--- DATA FOR THE TASK ---
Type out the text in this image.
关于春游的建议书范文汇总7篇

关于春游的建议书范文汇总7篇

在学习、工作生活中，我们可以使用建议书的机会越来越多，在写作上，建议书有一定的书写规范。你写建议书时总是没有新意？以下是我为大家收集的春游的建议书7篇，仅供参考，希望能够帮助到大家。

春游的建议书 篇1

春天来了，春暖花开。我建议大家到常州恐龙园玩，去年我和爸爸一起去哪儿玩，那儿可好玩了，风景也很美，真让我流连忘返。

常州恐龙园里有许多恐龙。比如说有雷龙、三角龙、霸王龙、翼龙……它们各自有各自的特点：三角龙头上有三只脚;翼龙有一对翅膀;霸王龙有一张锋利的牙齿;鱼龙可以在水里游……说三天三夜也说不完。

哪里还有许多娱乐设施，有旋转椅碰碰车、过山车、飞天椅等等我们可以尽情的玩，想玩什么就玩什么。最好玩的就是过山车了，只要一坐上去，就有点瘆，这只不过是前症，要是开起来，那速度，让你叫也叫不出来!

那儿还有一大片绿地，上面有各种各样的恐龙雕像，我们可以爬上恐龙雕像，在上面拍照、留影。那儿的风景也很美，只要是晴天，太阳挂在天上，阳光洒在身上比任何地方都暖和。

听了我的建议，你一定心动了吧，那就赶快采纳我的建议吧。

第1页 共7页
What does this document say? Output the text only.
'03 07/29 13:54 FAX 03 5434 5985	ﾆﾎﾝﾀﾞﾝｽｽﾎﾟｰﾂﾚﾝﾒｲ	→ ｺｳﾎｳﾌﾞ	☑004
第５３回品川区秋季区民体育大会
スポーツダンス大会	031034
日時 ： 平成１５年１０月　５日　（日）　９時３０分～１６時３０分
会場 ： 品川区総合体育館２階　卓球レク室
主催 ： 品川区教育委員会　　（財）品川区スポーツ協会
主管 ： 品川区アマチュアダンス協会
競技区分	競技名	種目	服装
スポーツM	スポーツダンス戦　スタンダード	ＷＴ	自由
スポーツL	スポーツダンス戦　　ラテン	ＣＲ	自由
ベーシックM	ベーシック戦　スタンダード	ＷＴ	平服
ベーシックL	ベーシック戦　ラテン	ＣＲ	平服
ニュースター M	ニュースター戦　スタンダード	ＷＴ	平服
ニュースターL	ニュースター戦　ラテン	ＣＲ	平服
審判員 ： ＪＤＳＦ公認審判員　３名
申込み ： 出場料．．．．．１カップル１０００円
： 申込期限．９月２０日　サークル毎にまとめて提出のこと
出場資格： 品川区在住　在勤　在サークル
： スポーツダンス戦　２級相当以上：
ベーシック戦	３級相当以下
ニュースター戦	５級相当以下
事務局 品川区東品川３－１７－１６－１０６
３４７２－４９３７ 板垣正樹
---
## WRITTEN EXERCISE
Take the entries above and transcribe them exactly.

## THE OUTPUT
Type out the text in this image.
关于春游的建议书范文汇总7篇

关于春游的建议书范文汇总7篇

在学习、工作生活中，我们可以使用建议书的机会越来越多，在写作上，建议书有一定的书写规范。你写建议书时总是没有新意？以下是我为大家收集的春游的建议书7篇，仅供参考，希望能够帮助到大家。

春游的建议书 篇1

春天来了，春暖花开。我建议大家到常州恐龙园玩，去年我和爸爸一起去哪儿玩，那儿可好玩了，风景也很美，真让我流连忘返。

常州恐龙园里有许多恐龙。比如说有雷龙、三角龙、霸王龙、翼龙……它们各自有各自的特点：三角龙头上有三只脚;翼龙有一对翅膀;霸王龙有一张锋利的牙齿;鱼龙可以在水里游……说三天三夜也说不完。

哪里还有许多娱乐设施，有旋转椅碰碰车、过山车、飞天椅等等我们可以尽情的玩，想玩什么就玩什么。最好玩的就是过山车了，只要一坐上去，就有点瘆，这只不过是前症，要是开起来，那速度，让你叫也叫不出来!

那儿还有一大片绿地，上面有各种各样的恐龙雕像，我们可以爬上恐龙雕像，在上面拍照、留影。那儿的风景也很美，只要是晴天，太阳挂在天上，阳光洒在身上比任何地方都暖和。

听了我的建议，你一定心动了吧，那就赶快采纳我的建议吧。

第1页 共7页
What does this document say? Output the text only.
'03 07/29 13:54 FAX 03 5434 5985	ﾆﾎﾝﾀﾞﾝｽｽﾎﾟｰﾂﾚﾝﾒｲ	→ ｺｳﾎｳﾌﾞ	☑004
第５３回品川区秋季区民体育大会
スポーツダンス大会	031034
日時 ： 平成１５年１０月　５日　（日）　９時３０分～１６時３０分
会場 ： 品川区総合体育館２階　卓球レク室
主催 ： 品川区教育委員会　　（財）品川区スポーツ協会
主管 ： 品川区アマチュアダンス協会
競技区分	競技名	種目	服装
スポーツM	スポーツダンス戦　スタンダード	ＷＴ	自由
スポーツL	スポーツダンス戦　　ラテン	ＣＲ	自由
ベーシックM	ベーシック戦　スタンダード	ＷＴ	平服
ベーシックL	ベーシック戦　ラテン	ＣＲ	平服
ニュースター M	ニュースター戦　スタンダード	ＷＴ	平服
ニュースターL	ニュースター戦　ラテン	ＣＲ	平服
審判員 ： ＪＤＳＦ公認審判員　３名
申込み ： 出場料．．．．．１カップル１０００円
： 申込期限．９月２０日　サークル毎にまとめて提出のこと
出場資格： 品川区在住　在勤　在サークル
： スポーツダンス戦　２級相当以上：
ベーシック戦	３級相当以下
ニュースター戦	５級相当以下
事務局 品川区東品川３－１７－１６－１０６
３４７２－４９３７ 板垣正樹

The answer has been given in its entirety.